Transcribe todas las entradas siguientes como una lista JSON de cadenas, con una cadena por cada línea y sin incluir las líneas en blanco.

Entradas listadas:

****************************************

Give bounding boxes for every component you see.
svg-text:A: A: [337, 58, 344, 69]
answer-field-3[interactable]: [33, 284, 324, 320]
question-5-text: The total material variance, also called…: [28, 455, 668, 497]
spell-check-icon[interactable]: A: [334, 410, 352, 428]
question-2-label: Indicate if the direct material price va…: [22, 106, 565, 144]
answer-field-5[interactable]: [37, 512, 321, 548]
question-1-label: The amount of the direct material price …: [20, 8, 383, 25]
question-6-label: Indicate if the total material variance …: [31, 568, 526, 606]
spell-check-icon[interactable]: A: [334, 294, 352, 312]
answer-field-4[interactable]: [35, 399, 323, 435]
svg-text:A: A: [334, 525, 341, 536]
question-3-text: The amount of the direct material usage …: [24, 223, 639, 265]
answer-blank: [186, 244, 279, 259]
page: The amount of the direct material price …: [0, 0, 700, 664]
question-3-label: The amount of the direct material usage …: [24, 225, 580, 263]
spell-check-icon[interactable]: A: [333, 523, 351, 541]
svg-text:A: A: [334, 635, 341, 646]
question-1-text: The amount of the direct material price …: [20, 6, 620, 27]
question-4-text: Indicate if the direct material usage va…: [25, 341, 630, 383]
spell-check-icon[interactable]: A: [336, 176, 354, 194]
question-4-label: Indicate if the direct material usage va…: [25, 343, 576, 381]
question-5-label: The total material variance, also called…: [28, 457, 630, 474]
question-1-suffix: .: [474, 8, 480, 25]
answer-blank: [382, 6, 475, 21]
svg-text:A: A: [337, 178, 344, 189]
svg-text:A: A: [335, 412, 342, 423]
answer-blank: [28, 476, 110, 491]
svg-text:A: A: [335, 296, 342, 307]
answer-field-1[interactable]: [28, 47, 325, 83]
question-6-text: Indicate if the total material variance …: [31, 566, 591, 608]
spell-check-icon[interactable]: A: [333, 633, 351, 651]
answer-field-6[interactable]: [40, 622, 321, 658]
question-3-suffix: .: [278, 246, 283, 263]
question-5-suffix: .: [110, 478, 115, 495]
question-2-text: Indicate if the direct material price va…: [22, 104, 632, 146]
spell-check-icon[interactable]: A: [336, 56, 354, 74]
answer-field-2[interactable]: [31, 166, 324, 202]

****************************************

Solución escrita:
[
  "Give bounding boxes for every component you see.",
  "svg-text:A: A: [337, 58, 344, 69]",
  "answer-field-3[interactable]: [33, 284, 324, 320]",
  "question-5-text: The total material variance, also called…: [28, 455, 668, 497]",
  "spell-check-icon[interactable]: A: [334, 410, 352, 428]",
  "question-2-label: Indicate if the direct material price va…: [22, 106, 565, 144]",
  "answer-field-5[interactable]: [37, 512, 321, 548]",
  "question-1-label: The amount of the direct material price …: [20, 8, 383, 25]",
  "question-6-label: Indicate if the total material variance …: [31, 568, 526, 606]",
  "spell-check-icon[interactable]: A: [334, 294, 352, 312]",
  "answer-field-4[interactable]: [35, 399, 323, 435]",
  "svg-text:A: A: [334, 525, 341, 536]",
  "question-3-text: The amount of the direct material usage …: [24, 223, 639, 265]",
  "answer-blank: [186, 244, 279, 259]",
  "page: The amount of the direct material price …: [0, 0, 700, 664]",
  "question-3-label: The amount of the direct material usage …: [24, 225, 580, 263]",
  "spell-check-icon[interactable]: A: [333, 523, 351, 541]",
  "svg-text:A: A: [334, 635, 341, 646]",
  "question-1-text: The amount of the direct material price …: [20, 6, 620, 27]",
  "question-4-text: Indicate if the direct material usage va…: [25, 341, 630, 383]",
  "spell-check-icon[interactable]: A: [336, 176, 354, 194]",
  "question-4-label: Indicate if the direct material usage va…: [25, 343, 576, 381]",
  "question-5-label: The total material variance, also called…: [28, 457, 630, 474]",
  "question-1-suffix: .: [474, 8, 480, 25]",
  "answer-blank: [382, 6, 475, 21]",
  "svg-text:A: A: [337, 178, 344, 189]",
  "svg-text:A: A: [335, 412, 342, 423]",
  "answer-blank: [28, 476, 110, 491]",
  "svg-text:A: A: [335, 296, 342, 307]",
  "answer-field-1[interactable]: [28, 47, 325, 83]",
  "question-6-text: Indicate if the total material variance …: [31, 566, 591, 608]",
  "spell-check-icon[interactable]: A: [333, 633, 351, 651]",
  "answer-field-6[interactable]: [40, 622, 321, 658]",
  "question-3-suffix: .: [278, 246, 283, 263]",
  "question-5-suffix: .: [110, 478, 115, 495]",
  "question-2-text: Indicate if the direct material price va…: [22, 104, 632, 146]",
  "spell-check-icon[interactable]: A: [336, 56, 354, 74]",
  "answer-field-2[interactable]: [31, 166, 324, 202]"
]